======== Data rows
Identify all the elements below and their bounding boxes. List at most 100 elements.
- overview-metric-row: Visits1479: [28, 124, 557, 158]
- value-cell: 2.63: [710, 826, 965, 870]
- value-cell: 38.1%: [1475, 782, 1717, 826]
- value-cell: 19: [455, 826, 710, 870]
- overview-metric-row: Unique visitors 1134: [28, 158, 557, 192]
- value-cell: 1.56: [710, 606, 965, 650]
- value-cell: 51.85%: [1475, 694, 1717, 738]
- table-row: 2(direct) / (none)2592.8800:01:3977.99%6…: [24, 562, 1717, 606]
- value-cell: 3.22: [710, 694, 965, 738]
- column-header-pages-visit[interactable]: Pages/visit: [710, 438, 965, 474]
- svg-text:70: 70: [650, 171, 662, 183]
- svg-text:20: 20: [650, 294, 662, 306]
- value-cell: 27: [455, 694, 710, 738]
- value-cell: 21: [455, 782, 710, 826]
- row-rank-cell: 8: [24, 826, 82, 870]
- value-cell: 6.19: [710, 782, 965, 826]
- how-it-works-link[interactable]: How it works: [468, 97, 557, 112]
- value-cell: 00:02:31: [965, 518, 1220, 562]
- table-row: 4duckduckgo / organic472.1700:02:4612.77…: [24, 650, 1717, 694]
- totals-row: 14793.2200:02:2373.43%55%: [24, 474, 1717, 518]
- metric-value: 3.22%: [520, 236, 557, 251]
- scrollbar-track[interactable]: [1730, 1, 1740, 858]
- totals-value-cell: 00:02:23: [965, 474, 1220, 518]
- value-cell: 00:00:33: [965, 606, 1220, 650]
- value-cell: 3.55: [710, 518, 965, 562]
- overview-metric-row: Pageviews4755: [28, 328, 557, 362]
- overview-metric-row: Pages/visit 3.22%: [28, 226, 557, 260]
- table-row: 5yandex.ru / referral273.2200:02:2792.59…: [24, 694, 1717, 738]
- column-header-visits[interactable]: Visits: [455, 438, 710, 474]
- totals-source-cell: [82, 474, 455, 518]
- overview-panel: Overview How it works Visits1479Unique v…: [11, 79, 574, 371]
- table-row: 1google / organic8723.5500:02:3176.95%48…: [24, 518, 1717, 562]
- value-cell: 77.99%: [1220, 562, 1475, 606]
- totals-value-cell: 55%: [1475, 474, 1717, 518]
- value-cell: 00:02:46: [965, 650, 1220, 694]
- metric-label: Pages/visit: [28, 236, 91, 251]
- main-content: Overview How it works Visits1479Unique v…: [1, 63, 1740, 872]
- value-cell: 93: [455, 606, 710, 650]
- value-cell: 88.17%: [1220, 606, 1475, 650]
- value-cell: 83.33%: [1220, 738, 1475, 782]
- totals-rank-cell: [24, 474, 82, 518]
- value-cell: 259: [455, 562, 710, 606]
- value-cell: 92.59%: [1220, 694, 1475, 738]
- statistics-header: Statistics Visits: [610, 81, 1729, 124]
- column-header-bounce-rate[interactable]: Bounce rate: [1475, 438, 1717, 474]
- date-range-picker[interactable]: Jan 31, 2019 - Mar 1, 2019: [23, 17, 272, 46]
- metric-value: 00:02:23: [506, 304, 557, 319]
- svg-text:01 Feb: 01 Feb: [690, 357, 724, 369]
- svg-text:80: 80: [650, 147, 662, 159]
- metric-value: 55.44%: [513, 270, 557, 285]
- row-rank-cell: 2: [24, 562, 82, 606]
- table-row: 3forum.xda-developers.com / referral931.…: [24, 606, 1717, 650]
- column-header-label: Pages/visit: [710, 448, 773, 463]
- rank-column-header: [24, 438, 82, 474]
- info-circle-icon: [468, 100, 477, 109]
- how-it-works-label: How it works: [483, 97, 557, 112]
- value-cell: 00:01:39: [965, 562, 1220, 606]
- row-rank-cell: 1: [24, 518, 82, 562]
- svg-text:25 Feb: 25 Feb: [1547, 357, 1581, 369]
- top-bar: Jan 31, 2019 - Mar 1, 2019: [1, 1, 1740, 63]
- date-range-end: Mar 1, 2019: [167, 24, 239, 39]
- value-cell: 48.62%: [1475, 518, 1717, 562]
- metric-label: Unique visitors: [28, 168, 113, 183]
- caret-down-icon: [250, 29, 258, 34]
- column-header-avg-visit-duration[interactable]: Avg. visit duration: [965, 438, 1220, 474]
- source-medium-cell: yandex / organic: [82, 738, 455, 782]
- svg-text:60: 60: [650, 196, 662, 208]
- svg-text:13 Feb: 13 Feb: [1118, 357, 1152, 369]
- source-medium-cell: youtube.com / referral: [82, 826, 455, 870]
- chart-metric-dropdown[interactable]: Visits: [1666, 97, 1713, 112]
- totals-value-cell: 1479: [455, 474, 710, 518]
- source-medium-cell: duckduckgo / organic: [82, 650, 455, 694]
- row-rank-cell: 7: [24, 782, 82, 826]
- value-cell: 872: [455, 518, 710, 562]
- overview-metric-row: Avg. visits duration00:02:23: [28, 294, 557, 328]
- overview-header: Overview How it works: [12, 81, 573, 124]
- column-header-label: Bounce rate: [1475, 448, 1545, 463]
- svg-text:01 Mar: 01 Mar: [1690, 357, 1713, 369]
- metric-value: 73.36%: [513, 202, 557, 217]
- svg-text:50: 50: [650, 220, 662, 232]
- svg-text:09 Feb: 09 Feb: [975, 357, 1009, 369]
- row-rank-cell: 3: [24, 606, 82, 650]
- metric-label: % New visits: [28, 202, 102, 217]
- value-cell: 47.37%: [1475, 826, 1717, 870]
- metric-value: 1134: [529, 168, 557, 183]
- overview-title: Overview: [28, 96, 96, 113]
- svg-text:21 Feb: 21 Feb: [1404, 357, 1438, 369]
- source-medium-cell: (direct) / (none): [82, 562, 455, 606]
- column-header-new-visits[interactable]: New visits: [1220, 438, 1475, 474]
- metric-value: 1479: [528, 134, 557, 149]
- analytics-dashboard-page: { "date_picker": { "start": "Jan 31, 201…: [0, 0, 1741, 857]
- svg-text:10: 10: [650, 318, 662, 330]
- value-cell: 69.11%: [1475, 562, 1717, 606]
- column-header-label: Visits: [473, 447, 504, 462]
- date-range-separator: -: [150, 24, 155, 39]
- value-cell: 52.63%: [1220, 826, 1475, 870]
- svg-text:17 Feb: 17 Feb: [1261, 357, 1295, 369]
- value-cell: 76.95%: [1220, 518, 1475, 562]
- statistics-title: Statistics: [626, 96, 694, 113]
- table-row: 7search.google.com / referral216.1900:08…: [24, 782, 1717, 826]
================
**What you should do:**
Arrange the rows above, from the first line through the line containing "- value-cell: 1.56: [710, 606, 965, 650]", as a Markdown table with the columns Index and Entry, giving each line's number under Index and the line itself under Entry. Omit any blank lines.

**Output:**
| Index | Entry |
|---|---|
| 1 | Identify all the elements below and their bounding boxes. List at most 100 elements. |
| 2 | - overview-metric-row: Visits1479: [28, 124, 557, 158] |
| 3 | - value-cell: 2.63: [710, 826, 965, 870] |
| 4 | - value-cell: 38.1%: [1475, 782, 1717, 826] |
| 5 | - value-cell: 19: [455, 826, 710, 870] |
| 6 | - overview-metric-row: Unique visitors 1134: [28, 158, 557, 192] |
| 7 | - value-cell: 1.56: [710, 606, 965, 650] |